- _RECORDS TO PROCESS_
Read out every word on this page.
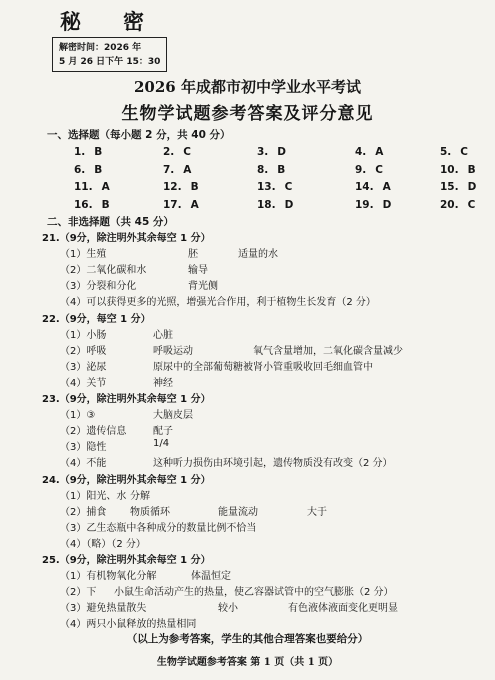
秘 密
解密时间：2026 年
5 月 26 日下午 15：30
2026 年成都市初中学业水平考试
生物学试题参考答案及评分意见
一、选择题（每小题 2 分，共 40 分）
1. B	2. C	3. D	4. A	5. C
6. B	7. A	8. B	9. C	10. B
11. A	12. B	13. C	14. A	15. D
16. B	17. A	18. D	19. D	20. C
二、非选择题（共 45 分）
21.（9分，除注明外其余每空 1 分）
（1）生殖	胚	适量的水
（2）二氧化碳和水	输导
（3）分裂和分化	背光侧
（4）可以获得更多的光照，增强光合作用，利于植物生长发育（2 分）
22.（9分，每空 1 分）
（1）小肠	心脏
（2）呼吸	呼吸运动	氧气含量增加，二氧化碳含量减少
（3）泌尿	原尿中的全部葡萄糖被肾小管重吸收回毛细血管中
（4）关节	神经
23.（9分，除注明外其余每空 1 分）
（1）③	大脑皮层
（2）遗传信息	配子
（3）隐性	1/4
（4）不能	这种听力损伤由环境引起，遗传物质没有改变（2 分）
24.（9分，除注明外其余每空 1 分）
（1）阳光、水 分解
（2）捕食 物质循环	能量流动	大于
（3）乙生态瓶中各种成分的数量比例不恰当
（4）（略）（2 分）
25.（9分，除注明外其余每空 1 分）
（1）有机物氧化分解	体温恒定
（2）下 小鼠生命活动产生的热量，使乙容器试管中的空气膨胀（2 分）
（3）避免热量散失	较小	有色液体液面变化更明显
（4）两只小鼠释放的热量相同
（以上为参考答案，学生的其他合理答案也要给分）
生物学试题参考答案 第 1 页（共 1 页）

- _TO DO_
Copy the entries exactly. Leave out the images.

- _CORRECT OUTPUT_
Read out every word on this page.
秘 密
解密时间：2026 年
5 月 26 日下午 15：30
2026 年成都市初中学业水平考试
生物学试题参考答案及评分意见
一、选择题（每小题 2 分，共 40 分）
1. B	2. C	3. D	4. A	5. C
6. B	7. A	8. B	9. C	10. B
11. A	12. B	13. C	14. A	15. D
16. B	17. A	18. D	19. D	20. C
二、非选择题（共 45 分）
21.（9分，除注明外其余每空 1 分）
（1）生殖	胚	适量的水
（2）二氧化碳和水	输导
（3）分裂和分化	背光侧
（4）可以获得更多的光照，增强光合作用，利于植物生长发育（2 分）
22.（9分，每空 1 分）
（1）小肠	心脏
（2）呼吸	呼吸运动	氧气含量增加，二氧化碳含量减少
（3）泌尿	原尿中的全部葡萄糖被肾小管重吸收回毛细血管中
（4）关节	神经
23.（9分，除注明外其余每空 1 分）
（1）③	大脑皮层
（2）遗传信息	配子
（3）隐性	1/4
（4）不能	这种听力损伤由环境引起，遗传物质没有改变（2 分）
24.（9分，除注明外其余每空 1 分）
（1）阳光、水 分解
（2）捕食 物质循环	能量流动	大于
（3）乙生态瓶中各种成分的数量比例不恰当
（4）（略）（2 分）
25.（9分，除注明外其余每空 1 分）
（1）有机物氧化分解	体温恒定
（2）下 小鼠生命活动产生的热量，使乙容器试管中的空气膨胀（2 分）
（3）避免热量散失	较小	有色液体液面变化更明显
（4）两只小鼠释放的热量相同
（以上为参考答案，学生的其他合理答案也要给分）
生物学试题参考答案 第 1 页（共 1 页）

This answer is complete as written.